- [The problem]: Return all lines below containing the word "color".

- [Excerpted records]:
(begin)

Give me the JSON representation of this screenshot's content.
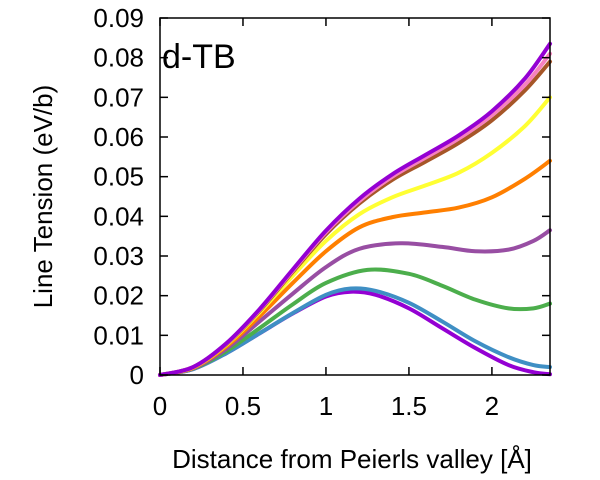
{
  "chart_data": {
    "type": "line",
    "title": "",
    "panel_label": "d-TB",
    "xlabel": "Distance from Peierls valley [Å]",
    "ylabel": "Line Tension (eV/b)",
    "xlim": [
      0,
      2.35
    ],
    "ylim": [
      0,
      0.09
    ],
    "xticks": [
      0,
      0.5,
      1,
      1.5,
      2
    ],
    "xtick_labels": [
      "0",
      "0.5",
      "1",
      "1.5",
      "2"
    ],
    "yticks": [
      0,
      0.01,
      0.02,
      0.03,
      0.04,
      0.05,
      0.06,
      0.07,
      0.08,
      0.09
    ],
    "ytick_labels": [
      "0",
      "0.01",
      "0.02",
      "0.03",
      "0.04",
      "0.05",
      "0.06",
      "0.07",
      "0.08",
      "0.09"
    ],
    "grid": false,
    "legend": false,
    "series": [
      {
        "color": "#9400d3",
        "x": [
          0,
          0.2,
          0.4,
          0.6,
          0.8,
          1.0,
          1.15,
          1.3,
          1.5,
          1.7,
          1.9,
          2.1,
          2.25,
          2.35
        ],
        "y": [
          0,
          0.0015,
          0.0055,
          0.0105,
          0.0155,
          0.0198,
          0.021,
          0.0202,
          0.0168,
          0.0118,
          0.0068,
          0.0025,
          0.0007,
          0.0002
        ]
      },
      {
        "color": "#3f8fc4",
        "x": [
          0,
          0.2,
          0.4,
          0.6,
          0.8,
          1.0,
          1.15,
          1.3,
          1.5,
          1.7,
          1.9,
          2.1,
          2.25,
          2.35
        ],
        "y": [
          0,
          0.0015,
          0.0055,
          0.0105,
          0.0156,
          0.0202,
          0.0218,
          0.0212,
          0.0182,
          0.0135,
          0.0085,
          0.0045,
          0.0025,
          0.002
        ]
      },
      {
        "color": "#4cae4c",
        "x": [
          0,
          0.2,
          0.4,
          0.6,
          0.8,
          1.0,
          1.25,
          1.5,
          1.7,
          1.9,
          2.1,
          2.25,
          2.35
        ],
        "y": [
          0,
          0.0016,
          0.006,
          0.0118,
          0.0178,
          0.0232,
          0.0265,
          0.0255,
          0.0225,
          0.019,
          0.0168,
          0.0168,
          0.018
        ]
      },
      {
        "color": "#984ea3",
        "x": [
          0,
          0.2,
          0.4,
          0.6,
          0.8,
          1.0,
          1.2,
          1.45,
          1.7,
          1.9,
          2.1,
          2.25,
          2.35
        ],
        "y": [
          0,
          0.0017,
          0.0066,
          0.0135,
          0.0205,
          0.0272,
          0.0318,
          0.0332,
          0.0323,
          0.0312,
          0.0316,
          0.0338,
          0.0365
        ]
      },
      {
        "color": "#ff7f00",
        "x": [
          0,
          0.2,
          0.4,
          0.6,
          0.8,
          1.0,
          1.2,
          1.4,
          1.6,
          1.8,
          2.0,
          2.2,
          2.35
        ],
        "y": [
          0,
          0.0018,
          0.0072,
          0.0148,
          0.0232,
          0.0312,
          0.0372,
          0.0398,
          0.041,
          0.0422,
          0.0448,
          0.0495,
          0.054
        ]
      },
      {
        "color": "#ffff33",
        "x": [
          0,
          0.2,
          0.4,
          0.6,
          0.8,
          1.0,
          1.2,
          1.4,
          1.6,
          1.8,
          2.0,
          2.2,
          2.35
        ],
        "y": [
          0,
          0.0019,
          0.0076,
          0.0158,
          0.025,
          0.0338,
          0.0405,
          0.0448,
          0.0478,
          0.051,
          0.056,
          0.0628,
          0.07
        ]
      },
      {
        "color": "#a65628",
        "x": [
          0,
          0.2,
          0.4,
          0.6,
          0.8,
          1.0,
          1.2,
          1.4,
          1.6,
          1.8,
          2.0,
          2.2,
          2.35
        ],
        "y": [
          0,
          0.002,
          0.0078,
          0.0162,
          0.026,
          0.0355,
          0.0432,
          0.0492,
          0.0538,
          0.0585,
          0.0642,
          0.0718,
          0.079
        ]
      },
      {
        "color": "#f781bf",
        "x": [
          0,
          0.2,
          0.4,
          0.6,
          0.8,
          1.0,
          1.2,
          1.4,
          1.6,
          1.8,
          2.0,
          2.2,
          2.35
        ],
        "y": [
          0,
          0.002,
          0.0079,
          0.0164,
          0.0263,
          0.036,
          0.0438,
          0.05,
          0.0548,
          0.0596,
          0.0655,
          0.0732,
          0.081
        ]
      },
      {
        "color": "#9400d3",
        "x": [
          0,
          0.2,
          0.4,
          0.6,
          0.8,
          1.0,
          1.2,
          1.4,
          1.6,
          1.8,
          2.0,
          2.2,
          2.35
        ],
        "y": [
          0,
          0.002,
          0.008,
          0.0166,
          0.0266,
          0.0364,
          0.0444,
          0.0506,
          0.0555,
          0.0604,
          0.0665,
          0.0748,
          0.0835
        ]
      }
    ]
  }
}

(end)

- [The answer]:
        "color": "#9400d3",
        "color": "#3f8fc4",
        "color": "#4cae4c",
        "color": "#984ea3",
        "color": "#ff7f00",
        "color": "#ffff33",
        "color": "#a65628",
        "color": "#f781bf",
        "color": "#9400d3",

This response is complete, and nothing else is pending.